*Problem details*. Find every line in the records below that contains the word "Amount", and copy each such line.

Stored items from a collection
---------------

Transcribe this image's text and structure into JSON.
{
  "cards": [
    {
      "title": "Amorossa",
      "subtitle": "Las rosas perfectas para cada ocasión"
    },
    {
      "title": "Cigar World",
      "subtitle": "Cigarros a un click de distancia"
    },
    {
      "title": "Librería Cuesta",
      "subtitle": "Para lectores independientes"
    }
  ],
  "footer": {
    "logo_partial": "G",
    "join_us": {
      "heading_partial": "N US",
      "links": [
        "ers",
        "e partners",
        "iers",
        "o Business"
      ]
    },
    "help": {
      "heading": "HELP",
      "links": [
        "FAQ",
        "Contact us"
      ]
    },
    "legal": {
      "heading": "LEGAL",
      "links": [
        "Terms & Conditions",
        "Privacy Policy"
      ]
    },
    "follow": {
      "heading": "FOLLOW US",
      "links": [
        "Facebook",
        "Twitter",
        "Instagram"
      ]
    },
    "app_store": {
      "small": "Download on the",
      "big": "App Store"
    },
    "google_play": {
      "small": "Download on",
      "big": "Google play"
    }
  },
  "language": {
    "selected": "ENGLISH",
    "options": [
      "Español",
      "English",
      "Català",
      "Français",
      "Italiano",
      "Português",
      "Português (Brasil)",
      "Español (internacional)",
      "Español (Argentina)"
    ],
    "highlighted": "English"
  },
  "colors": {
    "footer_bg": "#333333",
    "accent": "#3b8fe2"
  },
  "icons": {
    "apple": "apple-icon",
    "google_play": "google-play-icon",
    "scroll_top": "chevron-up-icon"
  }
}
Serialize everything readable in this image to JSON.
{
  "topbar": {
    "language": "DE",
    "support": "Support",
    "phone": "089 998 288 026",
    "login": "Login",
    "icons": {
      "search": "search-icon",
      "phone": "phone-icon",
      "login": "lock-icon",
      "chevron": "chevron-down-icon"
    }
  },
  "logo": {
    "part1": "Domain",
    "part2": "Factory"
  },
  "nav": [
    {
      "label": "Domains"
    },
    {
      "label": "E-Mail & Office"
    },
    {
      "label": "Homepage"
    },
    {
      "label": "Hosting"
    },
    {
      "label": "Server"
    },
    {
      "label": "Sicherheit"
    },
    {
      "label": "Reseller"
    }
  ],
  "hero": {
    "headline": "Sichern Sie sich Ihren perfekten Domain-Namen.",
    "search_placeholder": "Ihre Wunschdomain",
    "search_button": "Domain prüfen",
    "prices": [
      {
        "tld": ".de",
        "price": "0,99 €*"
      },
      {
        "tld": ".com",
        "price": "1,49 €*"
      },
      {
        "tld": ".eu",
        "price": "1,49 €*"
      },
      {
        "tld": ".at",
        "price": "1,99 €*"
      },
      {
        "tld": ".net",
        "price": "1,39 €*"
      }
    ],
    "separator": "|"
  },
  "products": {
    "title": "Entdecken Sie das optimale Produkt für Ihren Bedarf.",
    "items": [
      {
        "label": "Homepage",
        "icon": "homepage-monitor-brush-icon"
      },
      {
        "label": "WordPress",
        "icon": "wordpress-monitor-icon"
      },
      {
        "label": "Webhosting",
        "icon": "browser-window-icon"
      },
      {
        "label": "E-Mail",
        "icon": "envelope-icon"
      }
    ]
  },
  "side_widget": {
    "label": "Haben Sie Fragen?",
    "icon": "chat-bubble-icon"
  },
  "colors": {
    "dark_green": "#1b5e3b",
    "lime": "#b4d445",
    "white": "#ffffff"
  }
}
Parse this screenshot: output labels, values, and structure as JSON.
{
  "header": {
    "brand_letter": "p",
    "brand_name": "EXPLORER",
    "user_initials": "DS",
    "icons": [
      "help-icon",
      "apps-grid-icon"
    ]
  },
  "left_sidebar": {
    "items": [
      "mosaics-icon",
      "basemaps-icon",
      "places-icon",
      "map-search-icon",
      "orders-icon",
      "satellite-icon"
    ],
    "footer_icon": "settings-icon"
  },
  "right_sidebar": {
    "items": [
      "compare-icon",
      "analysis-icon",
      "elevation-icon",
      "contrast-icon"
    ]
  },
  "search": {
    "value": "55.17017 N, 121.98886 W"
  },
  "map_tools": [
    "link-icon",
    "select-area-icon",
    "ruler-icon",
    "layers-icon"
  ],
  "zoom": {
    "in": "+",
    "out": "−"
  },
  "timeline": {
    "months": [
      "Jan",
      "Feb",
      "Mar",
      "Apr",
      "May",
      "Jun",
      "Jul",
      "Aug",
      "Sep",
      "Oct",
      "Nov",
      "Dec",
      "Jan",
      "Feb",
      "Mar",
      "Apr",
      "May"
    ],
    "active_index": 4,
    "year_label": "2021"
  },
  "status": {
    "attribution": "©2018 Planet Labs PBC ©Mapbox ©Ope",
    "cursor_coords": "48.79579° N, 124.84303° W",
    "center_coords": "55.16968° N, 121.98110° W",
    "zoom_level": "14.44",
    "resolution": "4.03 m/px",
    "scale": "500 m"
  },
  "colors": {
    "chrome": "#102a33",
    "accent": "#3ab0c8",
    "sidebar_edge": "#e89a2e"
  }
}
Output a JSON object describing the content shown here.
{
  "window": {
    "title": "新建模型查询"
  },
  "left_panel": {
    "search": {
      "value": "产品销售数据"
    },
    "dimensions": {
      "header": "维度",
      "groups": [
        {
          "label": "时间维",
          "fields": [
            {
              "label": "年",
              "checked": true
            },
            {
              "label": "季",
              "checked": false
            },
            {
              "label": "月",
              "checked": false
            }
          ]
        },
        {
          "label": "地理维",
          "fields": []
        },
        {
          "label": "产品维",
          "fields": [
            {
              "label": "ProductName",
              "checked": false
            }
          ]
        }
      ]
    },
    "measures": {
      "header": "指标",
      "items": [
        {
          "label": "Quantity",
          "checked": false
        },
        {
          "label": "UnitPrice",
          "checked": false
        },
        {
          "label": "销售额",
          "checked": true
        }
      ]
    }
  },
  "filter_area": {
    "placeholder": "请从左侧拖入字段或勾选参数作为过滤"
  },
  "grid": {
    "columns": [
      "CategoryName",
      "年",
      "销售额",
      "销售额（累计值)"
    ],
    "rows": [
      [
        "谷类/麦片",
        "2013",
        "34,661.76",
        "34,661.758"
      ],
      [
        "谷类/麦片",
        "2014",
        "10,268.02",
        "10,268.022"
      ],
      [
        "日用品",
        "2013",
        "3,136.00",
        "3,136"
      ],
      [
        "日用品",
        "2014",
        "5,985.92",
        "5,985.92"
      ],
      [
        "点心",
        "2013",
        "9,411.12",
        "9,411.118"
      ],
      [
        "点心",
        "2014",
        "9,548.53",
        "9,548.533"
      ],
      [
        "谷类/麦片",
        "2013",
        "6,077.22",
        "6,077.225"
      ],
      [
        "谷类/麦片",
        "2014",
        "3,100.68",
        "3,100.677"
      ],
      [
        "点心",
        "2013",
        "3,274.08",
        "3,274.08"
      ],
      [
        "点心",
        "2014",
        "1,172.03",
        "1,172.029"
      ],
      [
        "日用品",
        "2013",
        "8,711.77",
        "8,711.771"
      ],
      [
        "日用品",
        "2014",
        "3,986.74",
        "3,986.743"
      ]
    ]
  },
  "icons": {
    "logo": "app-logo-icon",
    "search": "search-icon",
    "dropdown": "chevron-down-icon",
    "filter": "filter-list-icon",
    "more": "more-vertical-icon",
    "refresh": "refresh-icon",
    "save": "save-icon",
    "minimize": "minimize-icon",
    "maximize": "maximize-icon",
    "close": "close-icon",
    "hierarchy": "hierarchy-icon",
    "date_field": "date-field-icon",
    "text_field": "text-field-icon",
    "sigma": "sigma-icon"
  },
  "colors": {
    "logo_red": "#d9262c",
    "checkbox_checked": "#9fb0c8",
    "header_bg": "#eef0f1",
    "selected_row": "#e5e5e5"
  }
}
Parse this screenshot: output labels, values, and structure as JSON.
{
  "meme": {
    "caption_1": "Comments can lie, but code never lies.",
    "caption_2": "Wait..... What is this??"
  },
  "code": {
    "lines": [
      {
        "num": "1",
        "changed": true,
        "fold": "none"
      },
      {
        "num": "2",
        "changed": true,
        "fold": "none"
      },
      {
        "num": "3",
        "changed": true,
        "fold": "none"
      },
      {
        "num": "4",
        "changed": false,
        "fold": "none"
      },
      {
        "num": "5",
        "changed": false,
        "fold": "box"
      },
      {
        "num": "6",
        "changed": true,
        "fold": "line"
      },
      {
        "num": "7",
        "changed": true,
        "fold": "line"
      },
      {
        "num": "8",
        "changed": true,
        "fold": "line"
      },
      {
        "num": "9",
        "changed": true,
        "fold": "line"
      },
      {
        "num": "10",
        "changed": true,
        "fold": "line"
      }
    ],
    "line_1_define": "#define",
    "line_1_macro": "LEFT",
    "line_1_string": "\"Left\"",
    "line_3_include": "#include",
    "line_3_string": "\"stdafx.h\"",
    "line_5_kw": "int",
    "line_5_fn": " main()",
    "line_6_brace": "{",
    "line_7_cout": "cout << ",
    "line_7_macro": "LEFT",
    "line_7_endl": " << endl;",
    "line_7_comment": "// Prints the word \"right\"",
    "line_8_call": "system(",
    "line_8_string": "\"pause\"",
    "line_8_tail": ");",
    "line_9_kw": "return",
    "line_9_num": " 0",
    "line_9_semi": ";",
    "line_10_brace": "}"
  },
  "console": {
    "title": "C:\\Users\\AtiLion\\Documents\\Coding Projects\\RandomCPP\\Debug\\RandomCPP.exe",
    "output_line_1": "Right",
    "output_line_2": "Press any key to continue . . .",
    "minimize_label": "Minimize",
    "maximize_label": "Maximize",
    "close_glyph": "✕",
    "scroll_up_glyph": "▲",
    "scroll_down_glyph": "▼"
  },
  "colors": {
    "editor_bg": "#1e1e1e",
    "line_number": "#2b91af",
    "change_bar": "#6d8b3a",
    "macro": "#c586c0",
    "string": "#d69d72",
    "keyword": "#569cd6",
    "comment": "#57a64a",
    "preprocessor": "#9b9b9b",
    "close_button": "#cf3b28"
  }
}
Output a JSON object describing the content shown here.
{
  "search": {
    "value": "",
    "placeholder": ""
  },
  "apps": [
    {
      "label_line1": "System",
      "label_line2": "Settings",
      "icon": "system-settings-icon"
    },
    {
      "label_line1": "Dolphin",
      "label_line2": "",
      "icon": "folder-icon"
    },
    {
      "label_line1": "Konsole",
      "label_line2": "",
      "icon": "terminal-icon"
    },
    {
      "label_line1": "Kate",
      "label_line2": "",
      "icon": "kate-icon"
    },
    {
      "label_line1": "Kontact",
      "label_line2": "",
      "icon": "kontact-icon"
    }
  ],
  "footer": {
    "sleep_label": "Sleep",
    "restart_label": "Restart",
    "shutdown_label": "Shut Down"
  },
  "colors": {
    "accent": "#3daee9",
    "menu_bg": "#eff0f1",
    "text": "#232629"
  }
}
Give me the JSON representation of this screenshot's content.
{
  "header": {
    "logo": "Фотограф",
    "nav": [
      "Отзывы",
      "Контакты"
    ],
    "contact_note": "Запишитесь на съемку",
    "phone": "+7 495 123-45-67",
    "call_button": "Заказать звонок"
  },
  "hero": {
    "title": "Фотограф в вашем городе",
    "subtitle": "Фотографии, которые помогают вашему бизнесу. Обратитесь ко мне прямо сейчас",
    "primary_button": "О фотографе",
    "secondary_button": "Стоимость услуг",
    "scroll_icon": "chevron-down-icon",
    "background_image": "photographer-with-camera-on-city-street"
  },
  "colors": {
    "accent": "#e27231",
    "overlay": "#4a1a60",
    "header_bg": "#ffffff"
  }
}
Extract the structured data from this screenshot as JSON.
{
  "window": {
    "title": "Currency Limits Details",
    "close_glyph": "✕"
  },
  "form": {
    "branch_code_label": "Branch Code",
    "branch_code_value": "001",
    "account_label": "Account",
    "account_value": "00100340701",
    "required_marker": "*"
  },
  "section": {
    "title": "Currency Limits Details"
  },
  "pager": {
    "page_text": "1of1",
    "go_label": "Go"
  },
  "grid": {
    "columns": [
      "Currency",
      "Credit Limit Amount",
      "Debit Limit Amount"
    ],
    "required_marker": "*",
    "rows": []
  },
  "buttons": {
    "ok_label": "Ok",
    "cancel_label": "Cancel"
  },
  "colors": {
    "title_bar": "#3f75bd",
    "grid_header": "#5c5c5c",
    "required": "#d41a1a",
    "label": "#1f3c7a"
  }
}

---------------

*Response*.
      "Credit Limit Amount",
      "Debit Limit Amount"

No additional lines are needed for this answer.